> **Task objective**
Please copy every line of the records below that holds the word "Disagree".

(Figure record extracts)
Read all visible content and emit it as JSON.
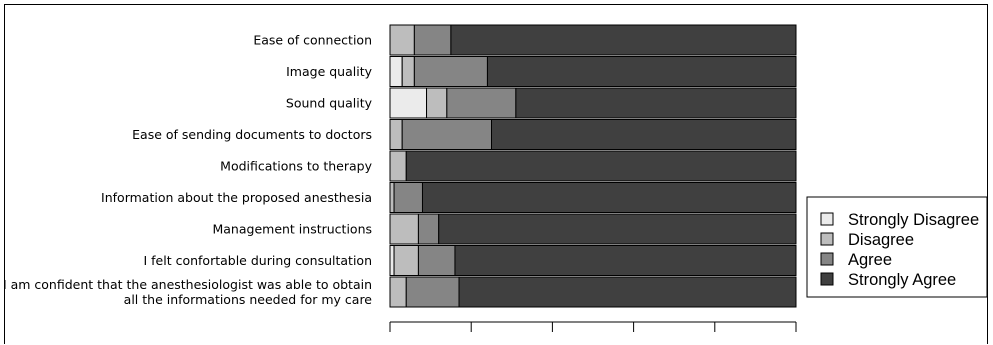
{
  "chart_data": {
    "type": "bar",
    "orientation": "horizontal",
    "stacked": true,
    "categories": [
      "Ease of connection",
      "Image quality",
      "Sound quality",
      "Ease of sending documents to doctors",
      "Modifications to therapy",
      "Information about the proposed anesthesia",
      "Management instructions",
      "I felt confortable during consultation",
      "I am confident that the anesthesiologist was able to obtain all the informations needed for my care"
    ],
    "category_lines": [
      [
        "Ease of connection"
      ],
      [
        "Image quality"
      ],
      [
        "Sound quality"
      ],
      [
        "Ease of sending documents to doctors"
      ],
      [
        "Modifications to therapy"
      ],
      [
        "Information about the proposed anesthesia"
      ],
      [
        "Management instructions"
      ],
      [
        "I felt confortable during consultation"
      ],
      [
        "I am confident that the anesthesiologist was able to obtain",
        "all the informations needed for my care"
      ]
    ],
    "series": [
      {
        "name": "Strongly Disagree",
        "color": "#ebebeb",
        "values": [
          0,
          3,
          9,
          0,
          0,
          0,
          0,
          1,
          0
        ]
      },
      {
        "name": "Disagree",
        "color": "#bdbdbd",
        "values": [
          6,
          3,
          5,
          3,
          4,
          1,
          7,
          6,
          4
        ]
      },
      {
        "name": "Agree",
        "color": "#858585",
        "values": [
          9,
          18,
          17,
          22,
          0,
          7,
          5,
          9,
          13
        ]
      },
      {
        "name": "Strongly Agree",
        "color": "#404040",
        "values": [
          85,
          76,
          69,
          75,
          96,
          92,
          88,
          84,
          83
        ]
      }
    ],
    "xlim": [
      0,
      100
    ],
    "x_ticks": [
      0,
      20,
      40,
      60,
      80,
      100
    ],
    "xlabel": "",
    "ylabel": "",
    "legend_position": "right",
    "grid": false
  }
}
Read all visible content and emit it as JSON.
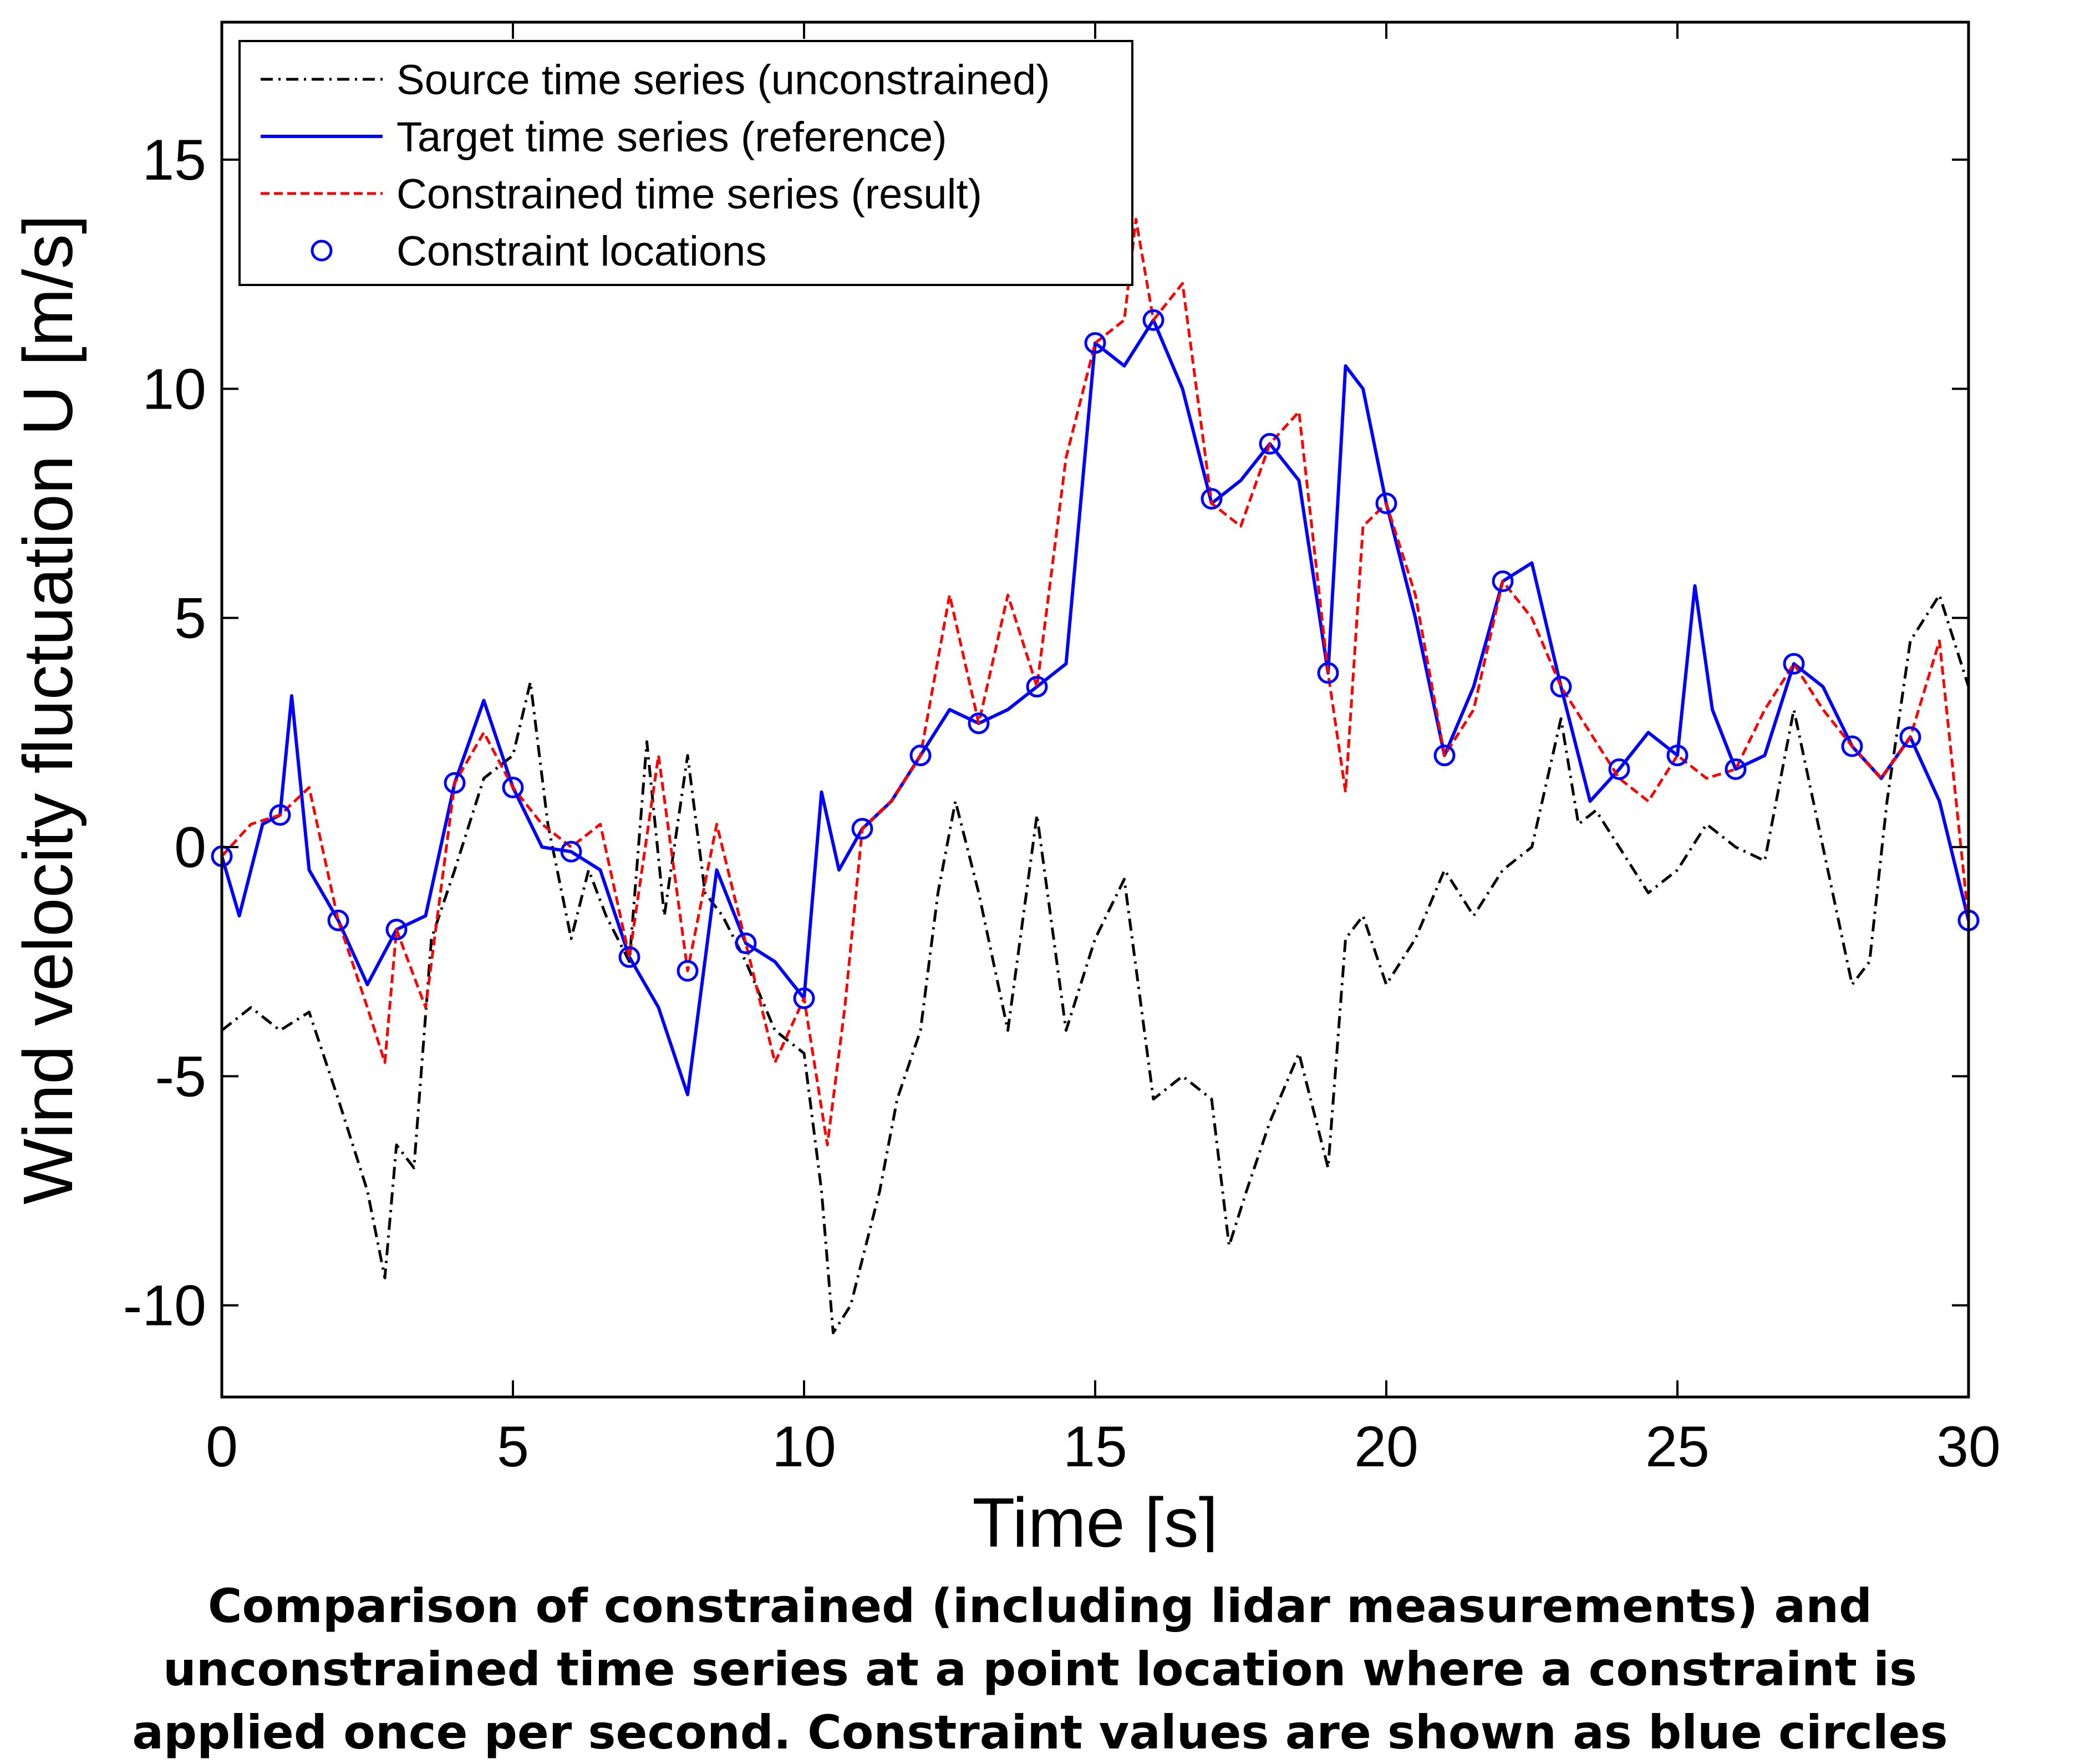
{
  "chart_data": {
    "type": "line",
    "xlabel": "Time [s]",
    "ylabel": "Wind velocity fluctuation U [m/s]",
    "xlim": [
      0,
      30
    ],
    "ylim": [
      -12,
      18
    ],
    "xticks": [
      "0",
      "5",
      "10",
      "15",
      "20",
      "25",
      "30"
    ],
    "yticks": [
      "-10",
      "-5",
      "0",
      "5",
      "10",
      "15"
    ],
    "grid": false,
    "legend_position": "top-left",
    "series": [
      {
        "name": "Source time series (unconstrained)",
        "color": "#000000",
        "style": "dash-dot",
        "x": [
          0,
          0.5,
          1,
          1.5,
          2,
          2.5,
          2.8,
          3,
          3.3,
          3.6,
          4,
          4.5,
          5,
          5.3,
          5.6,
          6,
          6.3,
          6.6,
          7,
          7.3,
          7.6,
          8,
          8.3,
          8.6,
          9,
          9.5,
          10,
          10.3,
          10.5,
          10.8,
          11,
          11.3,
          11.6,
          12,
          12.3,
          12.6,
          13,
          13.5,
          14,
          14.5,
          15,
          15.5,
          16,
          16.5,
          17,
          17.3,
          17.6,
          18,
          18.5,
          19,
          19.3,
          19.6,
          20,
          20.5,
          21,
          21.5,
          22,
          22.5,
          23,
          23.3,
          23.6,
          24,
          24.5,
          25,
          25.5,
          26,
          26.5,
          27,
          27.5,
          28,
          28.3,
          28.6,
          29,
          29.5,
          30
        ],
        "y": [
          -4,
          -3.5,
          -4,
          -3.6,
          -5.5,
          -7.5,
          -9.4,
          -6.5,
          -7,
          -2,
          -0.5,
          1.5,
          2,
          3.6,
          0.5,
          -2,
          -0.5,
          -1.5,
          -2.5,
          2.3,
          -1.5,
          2,
          -1,
          -1.5,
          -2.5,
          -4,
          -4.5,
          -7.5,
          -10.6,
          -10,
          -9,
          -7.5,
          -5.5,
          -4,
          -1,
          1,
          -1,
          -4,
          0.7,
          -4,
          -2,
          -0.7,
          -5.5,
          -5,
          -5.5,
          -8.7,
          -7.5,
          -6,
          -4.5,
          -7,
          -2,
          -1.5,
          -3,
          -2,
          -0.5,
          -1.5,
          -0.5,
          0,
          2.8,
          0.5,
          0.8,
          0,
          -1,
          -0.5,
          0.5,
          0,
          -0.3,
          3,
          0,
          -3,
          -2.5,
          1,
          4.5,
          5.5,
          3.5
        ]
      },
      {
        "name": "Target time series (reference)",
        "color": "#0000ff",
        "style": "solid",
        "x": [
          0,
          0.3,
          0.7,
          1,
          1.2,
          1.5,
          2,
          2.5,
          3,
          3.5,
          4,
          4.5,
          5,
          5.5,
          6,
          6.5,
          7,
          7.5,
          8,
          8.5,
          9,
          9.5,
          10,
          10.3,
          10.6,
          11,
          11.5,
          12,
          12.5,
          13,
          13.5,
          14,
          14.5,
          15,
          15.5,
          16,
          16.5,
          17,
          17.5,
          18,
          18.5,
          19,
          19.3,
          19.6,
          20,
          20.5,
          21,
          21.5,
          22,
          22.5,
          23,
          23.5,
          24,
          24.5,
          25,
          25.3,
          25.6,
          26,
          26.5,
          27,
          27.5,
          28,
          28.5,
          29,
          29.5,
          30
        ],
        "y": [
          -0.2,
          -1.5,
          0.5,
          0.7,
          3.3,
          -0.5,
          -1.6,
          -3,
          -1.8,
          -1.5,
          1.4,
          3.2,
          1.3,
          0,
          -0.1,
          -0.5,
          -2.4,
          -3.5,
          -5.4,
          -0.5,
          -2.1,
          -2.5,
          -3.3,
          1.2,
          -0.5,
          0.4,
          1,
          2,
          3,
          2.7,
          3,
          3.5,
          4,
          11,
          10.5,
          11.5,
          10,
          7.5,
          8,
          8.8,
          8,
          3.8,
          10.5,
          10,
          7.5,
          5,
          2,
          3.5,
          5.8,
          6.2,
          3.5,
          1,
          1.7,
          2.5,
          2,
          5.7,
          3,
          1.7,
          2,
          4,
          3.5,
          2.2,
          1.5,
          2.4,
          1,
          -1.6
        ]
      },
      {
        "name": "Constrained time series (result)",
        "color": "#ff0000",
        "style": "dashed",
        "x": [
          0,
          0.5,
          1,
          1.5,
          2,
          2.5,
          2.8,
          3,
          3.5,
          4,
          4.5,
          5,
          5.5,
          6,
          6.5,
          7,
          7.5,
          8,
          8.5,
          9,
          9.5,
          10,
          10.4,
          10.7,
          11,
          11.5,
          12,
          12.5,
          13,
          13.5,
          14,
          14.5,
          15,
          15.5,
          15.7,
          16,
          16.5,
          17,
          17.5,
          18,
          18.5,
          19,
          19.3,
          19.6,
          20,
          20.5,
          21,
          21.5,
          22,
          22.5,
          23,
          23.5,
          24,
          24.5,
          25,
          25.5,
          26,
          26.5,
          27,
          27.5,
          28,
          28.5,
          29,
          29.5,
          30
        ],
        "y": [
          -0.2,
          0.5,
          0.7,
          1.3,
          -1.6,
          -3.5,
          -4.7,
          -1.8,
          -3.5,
          1.4,
          2.5,
          1.3,
          0.5,
          0,
          0.5,
          -2.4,
          2,
          -2.7,
          0.5,
          -2.1,
          -4.7,
          -3.3,
          -6.5,
          -3.5,
          0.4,
          1,
          2,
          5.5,
          2.7,
          5.5,
          3.5,
          8.5,
          11,
          11.5,
          13.7,
          11.5,
          12.3,
          7.5,
          7,
          8.8,
          9.5,
          3.8,
          1.2,
          7,
          7.5,
          5.5,
          2,
          3,
          5.8,
          5,
          3.5,
          2.5,
          1.5,
          1,
          2,
          1.5,
          1.7,
          3,
          4,
          3,
          2.2,
          1.5,
          2.4,
          4.5,
          -1.6
        ]
      },
      {
        "name": "Constraint locations",
        "color": "#0000ff",
        "style": "marker-circle",
        "x": [
          0,
          1,
          2,
          3,
          4,
          5,
          6,
          7,
          8,
          9,
          10,
          11,
          12,
          13,
          14,
          15,
          16,
          17,
          18,
          19,
          20,
          21,
          22,
          23,
          24,
          25,
          26,
          27,
          28,
          29,
          30
        ],
        "y": [
          -0.2,
          0.7,
          -1.6,
          -1.8,
          1.4,
          1.3,
          -0.1,
          -2.4,
          -2.7,
          -2.1,
          -3.3,
          0.4,
          2,
          2.7,
          3.5,
          11,
          11.5,
          7.6,
          8.8,
          3.8,
          7.5,
          2,
          5.8,
          3.5,
          1.7,
          2,
          1.7,
          4,
          2.2,
          2.4,
          -1.6
        ]
      }
    ]
  },
  "caption": {
    "line1": "Comparison of constrained (including lidar measurements) and",
    "line2": "unconstrained time series at a point location where a constraint is",
    "line3": "applied once per second. Constraint values are shown as blue circles"
  }
}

> **Complete response**
        "name": "Strongly Disagree",
        "name": "Disagree",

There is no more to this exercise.